[What you are asked to do]: Find each line holding the word "elfi" and give the total alone.

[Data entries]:
^^^^^^^^^^^^^^^^

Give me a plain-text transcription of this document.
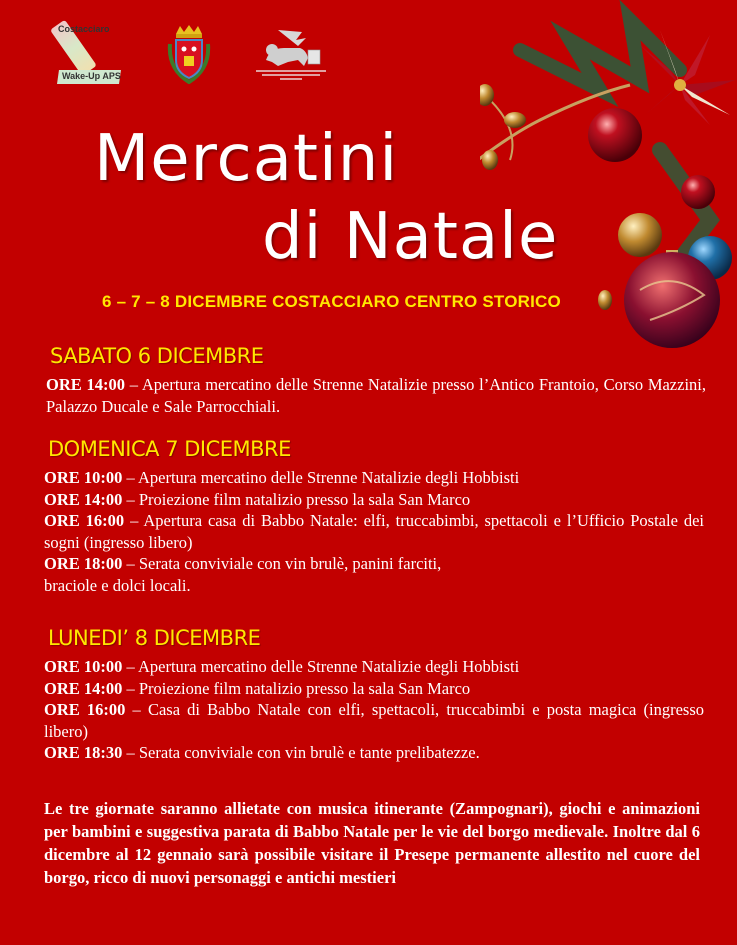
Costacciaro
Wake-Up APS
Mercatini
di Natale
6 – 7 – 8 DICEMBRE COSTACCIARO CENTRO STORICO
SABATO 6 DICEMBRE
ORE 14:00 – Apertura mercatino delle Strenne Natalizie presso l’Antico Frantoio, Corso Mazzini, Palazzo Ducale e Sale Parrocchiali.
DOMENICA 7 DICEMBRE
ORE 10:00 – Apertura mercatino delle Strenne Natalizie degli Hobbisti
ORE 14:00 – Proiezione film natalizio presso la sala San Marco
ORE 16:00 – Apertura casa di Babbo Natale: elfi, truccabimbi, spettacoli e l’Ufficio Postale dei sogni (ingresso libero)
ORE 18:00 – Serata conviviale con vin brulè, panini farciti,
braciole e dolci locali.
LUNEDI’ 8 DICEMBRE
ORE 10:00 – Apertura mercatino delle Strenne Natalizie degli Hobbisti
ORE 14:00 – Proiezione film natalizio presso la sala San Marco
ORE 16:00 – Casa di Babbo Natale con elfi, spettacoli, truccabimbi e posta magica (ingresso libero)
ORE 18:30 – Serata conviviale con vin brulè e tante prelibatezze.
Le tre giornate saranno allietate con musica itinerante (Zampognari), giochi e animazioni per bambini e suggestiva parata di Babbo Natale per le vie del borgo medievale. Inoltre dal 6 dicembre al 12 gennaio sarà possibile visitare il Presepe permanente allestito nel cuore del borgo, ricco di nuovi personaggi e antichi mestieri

^^^^^^^^^^^^^^^^

[Output for this exercise]: 2